### Document extract
At 2000/04/09 11:45 PM -0400, you wrote:
>Bob Kiss wrote:
> > I had a difficult time finding EDTA Tetra sodium here in Barbados, let
> > alone trying to find the EDTA you are speaking about.
> > ... Where can I get
> > some... .... Is there somewhere with an e-mail address who
> > could ship it to me? Or at least a fax #? ...
>
>The EDTA I used to mix with the sensitizer, I got from Vicente-M. Vizcay
>Castro mapa@ctv.es
>
>The EDTA(Na4) I used as a clearing agent, I got from John Melanson
>melanson@audiologic.cirrus.com

EDTA(Na4) is EDTA tetra sodium - very common substance, used in almost all
consumer laundry and washing products! If you have a commercial chemical or
industrial chemical source in Barbados (or certainly on one of the larger
islands) they should have the commercial grade, which is good enough for
photography. Its only purpose in life is as a sequestering agent - that is,
it can prevent two normally interactive ions from joining. In wash agents,
it is used to prevent the calcium and other metals from forming insoluble
salts with residual fixer. If you need to know proprietary names, the most
common one is "Sequestrene", but it is also commercialy known as Versene,
Tetrine, Trilon B, Calsol - try some of those on the laundry places: they
may actually be able to supply it. It is also a chelating agent (if I
recall my classic languages, the "chel" part means "claw") to form very
complex compounds of salts that normally react adversely. The most common
in photography is Ferric EDTA, used in color bleach-fix solutions in
conjunction with hypo (and ferric thiosulfate is insoluble, so you couldn't
dissolve hypo in an iron solution normally); the iron part reacts with
silver to form a salt, which the hypo then promptly dissolves. Ingenious!

### Extracted records
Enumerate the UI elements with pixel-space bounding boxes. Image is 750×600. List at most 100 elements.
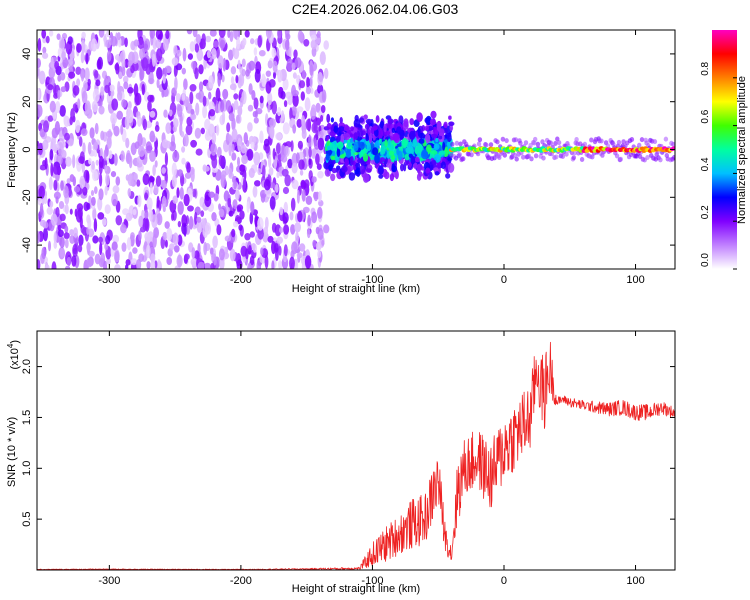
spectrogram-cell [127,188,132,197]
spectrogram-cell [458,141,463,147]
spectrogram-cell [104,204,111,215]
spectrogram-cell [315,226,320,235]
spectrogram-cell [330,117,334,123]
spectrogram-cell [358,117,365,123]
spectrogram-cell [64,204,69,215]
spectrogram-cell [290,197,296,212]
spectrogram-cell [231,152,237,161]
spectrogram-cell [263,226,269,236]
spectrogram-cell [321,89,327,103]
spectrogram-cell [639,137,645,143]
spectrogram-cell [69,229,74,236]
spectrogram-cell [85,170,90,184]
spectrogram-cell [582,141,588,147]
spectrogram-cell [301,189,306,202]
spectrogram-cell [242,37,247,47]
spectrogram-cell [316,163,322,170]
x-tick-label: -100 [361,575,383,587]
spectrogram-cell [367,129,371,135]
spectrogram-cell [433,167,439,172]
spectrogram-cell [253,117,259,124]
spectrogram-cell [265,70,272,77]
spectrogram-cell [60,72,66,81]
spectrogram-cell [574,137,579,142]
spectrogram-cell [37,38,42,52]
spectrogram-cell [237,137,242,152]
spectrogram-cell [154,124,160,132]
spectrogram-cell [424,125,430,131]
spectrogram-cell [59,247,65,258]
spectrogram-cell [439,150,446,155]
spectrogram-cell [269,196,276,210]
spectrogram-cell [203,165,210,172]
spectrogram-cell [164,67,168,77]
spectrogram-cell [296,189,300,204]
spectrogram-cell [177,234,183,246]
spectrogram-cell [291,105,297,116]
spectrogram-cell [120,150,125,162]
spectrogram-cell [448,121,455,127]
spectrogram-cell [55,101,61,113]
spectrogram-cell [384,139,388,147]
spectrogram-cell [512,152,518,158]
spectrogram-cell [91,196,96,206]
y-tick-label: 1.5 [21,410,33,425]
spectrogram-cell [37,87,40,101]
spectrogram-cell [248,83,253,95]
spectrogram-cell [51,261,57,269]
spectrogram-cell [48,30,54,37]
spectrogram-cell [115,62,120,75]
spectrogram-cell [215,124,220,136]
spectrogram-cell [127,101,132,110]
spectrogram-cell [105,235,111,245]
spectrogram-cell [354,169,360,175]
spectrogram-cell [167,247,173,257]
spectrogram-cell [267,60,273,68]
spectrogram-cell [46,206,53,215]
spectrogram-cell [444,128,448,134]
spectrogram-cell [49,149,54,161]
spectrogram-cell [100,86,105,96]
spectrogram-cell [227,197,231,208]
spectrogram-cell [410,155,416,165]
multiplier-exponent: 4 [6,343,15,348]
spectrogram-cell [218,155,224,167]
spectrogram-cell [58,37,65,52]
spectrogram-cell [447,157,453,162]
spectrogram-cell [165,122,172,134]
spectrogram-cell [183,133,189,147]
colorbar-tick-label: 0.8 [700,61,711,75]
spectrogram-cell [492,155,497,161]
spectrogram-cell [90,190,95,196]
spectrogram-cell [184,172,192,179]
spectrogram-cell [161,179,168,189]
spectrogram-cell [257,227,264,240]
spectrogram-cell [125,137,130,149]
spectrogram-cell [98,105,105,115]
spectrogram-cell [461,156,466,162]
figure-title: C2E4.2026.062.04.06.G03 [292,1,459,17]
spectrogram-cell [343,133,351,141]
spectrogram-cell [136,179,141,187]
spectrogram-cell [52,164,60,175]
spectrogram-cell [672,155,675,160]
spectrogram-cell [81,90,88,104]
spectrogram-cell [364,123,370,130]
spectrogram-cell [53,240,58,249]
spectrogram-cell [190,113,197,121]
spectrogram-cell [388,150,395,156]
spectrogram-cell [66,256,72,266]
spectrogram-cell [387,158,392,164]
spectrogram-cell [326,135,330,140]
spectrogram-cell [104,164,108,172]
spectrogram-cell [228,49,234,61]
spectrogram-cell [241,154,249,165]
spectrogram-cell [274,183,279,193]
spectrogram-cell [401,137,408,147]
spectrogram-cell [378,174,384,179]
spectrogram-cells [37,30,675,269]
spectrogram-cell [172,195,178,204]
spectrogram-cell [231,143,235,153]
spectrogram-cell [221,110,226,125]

### The tasks
a – In the EDTA email, swap "Barbados" for "Jamaica" and give everything from "At 2000/04/09 11:45" down to "least a fax #? ...".
b – According to the EDTA email, what is the most common proprietary name for EDTA tetra sodium?
c – What would come next in the EDTA email? Continue it from the end of the last sentence.
The records play no part in what follows.

### Responses by task
a –
At 2000/04/09 11:45 PM -0400, you wrote:
>Bob Kiss wrote:
> > I had a difficult time finding EDTA Tetra sodium here in Jamaica, let
> > alone trying to find the EDTA you are speaking about.
> > ... Where can I get
> > some... .... Is there somewhere with an e-mail address who
> > could ship it to me? Or at least a fax #? ...

b – Sequestrene

c –
(Hey - this is from the top of my head, and it's difficult to dig in there
in all the unused information!)

I've often wondered if ferric EDTA could be used as the iron ingredient in
alt photography, but have never had the time to research the field and do
the experimentation. Perhaps someone on the list has tried this?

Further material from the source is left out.